THE RECORDS -
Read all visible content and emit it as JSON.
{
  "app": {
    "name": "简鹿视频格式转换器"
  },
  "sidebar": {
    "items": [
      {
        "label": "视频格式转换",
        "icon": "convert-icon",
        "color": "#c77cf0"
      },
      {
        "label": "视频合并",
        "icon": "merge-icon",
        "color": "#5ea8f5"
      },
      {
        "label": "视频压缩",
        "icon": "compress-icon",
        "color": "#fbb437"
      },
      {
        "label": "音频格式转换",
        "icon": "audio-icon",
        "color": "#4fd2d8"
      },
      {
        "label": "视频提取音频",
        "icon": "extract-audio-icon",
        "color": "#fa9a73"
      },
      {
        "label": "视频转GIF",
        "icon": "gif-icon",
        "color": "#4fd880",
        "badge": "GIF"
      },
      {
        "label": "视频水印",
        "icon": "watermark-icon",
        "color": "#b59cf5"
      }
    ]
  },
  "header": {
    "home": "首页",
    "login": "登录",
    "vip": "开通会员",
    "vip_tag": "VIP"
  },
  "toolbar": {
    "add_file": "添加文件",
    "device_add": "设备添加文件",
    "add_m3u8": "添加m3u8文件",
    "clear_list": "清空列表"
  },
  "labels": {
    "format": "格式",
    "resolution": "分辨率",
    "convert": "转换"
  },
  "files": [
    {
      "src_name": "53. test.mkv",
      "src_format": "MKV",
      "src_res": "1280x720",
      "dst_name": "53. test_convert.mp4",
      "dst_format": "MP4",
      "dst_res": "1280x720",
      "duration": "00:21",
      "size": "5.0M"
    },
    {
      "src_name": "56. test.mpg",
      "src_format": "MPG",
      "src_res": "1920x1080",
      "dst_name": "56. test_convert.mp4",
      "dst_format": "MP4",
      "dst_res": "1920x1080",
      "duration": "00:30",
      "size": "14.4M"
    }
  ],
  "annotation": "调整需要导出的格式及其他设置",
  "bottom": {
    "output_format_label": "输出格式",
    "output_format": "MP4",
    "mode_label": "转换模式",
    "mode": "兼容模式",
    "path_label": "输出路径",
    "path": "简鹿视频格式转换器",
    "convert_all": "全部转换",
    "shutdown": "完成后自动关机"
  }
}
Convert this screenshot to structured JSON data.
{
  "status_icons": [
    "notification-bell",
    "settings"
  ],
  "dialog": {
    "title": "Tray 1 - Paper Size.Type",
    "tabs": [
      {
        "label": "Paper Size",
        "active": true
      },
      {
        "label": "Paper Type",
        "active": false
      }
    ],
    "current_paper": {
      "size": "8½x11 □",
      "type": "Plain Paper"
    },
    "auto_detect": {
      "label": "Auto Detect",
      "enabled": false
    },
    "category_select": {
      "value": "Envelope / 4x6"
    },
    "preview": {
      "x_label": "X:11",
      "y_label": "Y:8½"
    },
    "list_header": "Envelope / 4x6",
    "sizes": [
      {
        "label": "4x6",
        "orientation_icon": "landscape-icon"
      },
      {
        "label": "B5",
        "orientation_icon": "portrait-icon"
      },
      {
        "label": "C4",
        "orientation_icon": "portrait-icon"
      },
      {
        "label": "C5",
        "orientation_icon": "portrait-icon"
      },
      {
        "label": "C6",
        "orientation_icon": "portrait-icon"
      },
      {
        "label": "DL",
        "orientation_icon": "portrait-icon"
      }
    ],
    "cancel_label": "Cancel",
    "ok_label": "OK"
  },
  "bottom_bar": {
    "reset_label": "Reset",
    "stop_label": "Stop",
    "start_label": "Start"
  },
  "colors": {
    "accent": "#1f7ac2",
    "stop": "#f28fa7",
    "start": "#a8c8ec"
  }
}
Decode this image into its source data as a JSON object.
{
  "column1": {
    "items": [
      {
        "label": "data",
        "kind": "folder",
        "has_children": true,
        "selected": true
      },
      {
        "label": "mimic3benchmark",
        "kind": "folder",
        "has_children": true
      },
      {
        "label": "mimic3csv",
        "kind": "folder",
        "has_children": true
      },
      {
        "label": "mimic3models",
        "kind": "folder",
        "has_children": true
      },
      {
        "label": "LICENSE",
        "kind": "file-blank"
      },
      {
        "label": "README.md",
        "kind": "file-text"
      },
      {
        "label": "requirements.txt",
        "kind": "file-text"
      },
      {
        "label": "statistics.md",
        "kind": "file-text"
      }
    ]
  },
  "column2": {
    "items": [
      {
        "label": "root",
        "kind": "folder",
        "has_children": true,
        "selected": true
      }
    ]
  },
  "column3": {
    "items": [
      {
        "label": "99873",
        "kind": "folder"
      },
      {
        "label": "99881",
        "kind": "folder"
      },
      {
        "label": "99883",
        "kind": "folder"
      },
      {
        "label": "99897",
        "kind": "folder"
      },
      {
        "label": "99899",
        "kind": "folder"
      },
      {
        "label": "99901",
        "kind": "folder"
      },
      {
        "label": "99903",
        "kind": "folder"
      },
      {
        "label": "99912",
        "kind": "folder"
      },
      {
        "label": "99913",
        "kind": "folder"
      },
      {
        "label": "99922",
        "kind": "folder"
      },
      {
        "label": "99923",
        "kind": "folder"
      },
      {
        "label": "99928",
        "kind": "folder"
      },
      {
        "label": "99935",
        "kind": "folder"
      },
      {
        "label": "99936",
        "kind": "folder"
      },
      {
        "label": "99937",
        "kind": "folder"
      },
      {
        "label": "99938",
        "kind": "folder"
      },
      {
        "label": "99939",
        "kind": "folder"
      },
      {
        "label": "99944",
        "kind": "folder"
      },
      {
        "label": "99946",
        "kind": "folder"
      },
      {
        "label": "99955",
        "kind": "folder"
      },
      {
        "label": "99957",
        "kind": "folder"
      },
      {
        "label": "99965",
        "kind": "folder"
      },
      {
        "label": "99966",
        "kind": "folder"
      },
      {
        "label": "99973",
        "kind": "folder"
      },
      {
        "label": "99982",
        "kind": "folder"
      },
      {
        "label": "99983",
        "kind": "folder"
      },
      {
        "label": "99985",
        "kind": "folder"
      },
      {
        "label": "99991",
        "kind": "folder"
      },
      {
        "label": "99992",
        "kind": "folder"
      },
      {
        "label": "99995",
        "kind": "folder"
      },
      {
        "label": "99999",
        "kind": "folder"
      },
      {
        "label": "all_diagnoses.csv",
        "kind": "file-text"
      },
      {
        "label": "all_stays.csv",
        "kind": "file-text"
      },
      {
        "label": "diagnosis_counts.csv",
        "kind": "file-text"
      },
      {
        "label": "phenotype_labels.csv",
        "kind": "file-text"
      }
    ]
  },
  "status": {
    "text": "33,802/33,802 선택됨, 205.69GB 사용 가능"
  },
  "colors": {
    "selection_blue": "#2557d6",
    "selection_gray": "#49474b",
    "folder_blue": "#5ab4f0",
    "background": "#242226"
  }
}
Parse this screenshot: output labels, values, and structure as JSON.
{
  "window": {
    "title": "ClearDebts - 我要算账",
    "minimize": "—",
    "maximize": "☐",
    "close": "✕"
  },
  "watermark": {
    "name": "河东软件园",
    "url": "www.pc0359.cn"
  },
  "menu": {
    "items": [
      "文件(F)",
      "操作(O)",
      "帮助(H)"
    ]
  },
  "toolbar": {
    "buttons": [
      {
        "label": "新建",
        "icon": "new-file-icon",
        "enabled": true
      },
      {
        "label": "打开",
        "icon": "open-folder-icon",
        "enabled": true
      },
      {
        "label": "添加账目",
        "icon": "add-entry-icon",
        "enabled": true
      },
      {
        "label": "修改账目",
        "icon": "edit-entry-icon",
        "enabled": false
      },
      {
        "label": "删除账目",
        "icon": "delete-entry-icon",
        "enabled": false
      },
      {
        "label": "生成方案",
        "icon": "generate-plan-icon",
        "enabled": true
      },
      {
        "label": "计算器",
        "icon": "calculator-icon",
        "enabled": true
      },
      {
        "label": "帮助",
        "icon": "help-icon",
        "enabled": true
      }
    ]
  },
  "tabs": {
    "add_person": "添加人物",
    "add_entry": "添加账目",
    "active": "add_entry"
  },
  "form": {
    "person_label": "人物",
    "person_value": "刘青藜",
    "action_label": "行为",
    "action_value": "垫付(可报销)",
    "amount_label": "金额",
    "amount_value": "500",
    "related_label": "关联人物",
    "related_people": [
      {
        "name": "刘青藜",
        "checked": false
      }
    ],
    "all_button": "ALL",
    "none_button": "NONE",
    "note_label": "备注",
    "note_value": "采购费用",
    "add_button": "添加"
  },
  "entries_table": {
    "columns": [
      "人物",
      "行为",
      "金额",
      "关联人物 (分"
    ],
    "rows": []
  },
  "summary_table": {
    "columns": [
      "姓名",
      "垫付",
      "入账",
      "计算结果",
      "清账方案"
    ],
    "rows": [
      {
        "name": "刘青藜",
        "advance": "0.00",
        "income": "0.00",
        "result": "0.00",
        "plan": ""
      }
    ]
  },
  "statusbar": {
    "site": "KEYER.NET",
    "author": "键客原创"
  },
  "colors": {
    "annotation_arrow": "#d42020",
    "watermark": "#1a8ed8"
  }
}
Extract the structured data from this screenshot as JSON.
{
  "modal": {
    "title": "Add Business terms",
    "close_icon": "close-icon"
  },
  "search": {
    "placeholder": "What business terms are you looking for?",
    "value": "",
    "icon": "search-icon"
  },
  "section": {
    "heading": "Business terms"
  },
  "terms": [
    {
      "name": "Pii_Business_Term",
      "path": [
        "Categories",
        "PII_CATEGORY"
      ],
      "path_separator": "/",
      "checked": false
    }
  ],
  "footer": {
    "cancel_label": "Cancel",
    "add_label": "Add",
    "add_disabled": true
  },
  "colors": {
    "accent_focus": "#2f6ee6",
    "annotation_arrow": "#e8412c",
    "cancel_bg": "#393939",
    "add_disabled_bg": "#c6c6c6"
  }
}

DESCRIPTION OF THE TASK - Locate the lines above that contain "terms" and copy them.

SOLUTION TO THE EXERCISE -
    "title": "Add Business terms",
    "placeholder": "What business terms are you looking for?",
    "heading": "Business terms"
  "terms": [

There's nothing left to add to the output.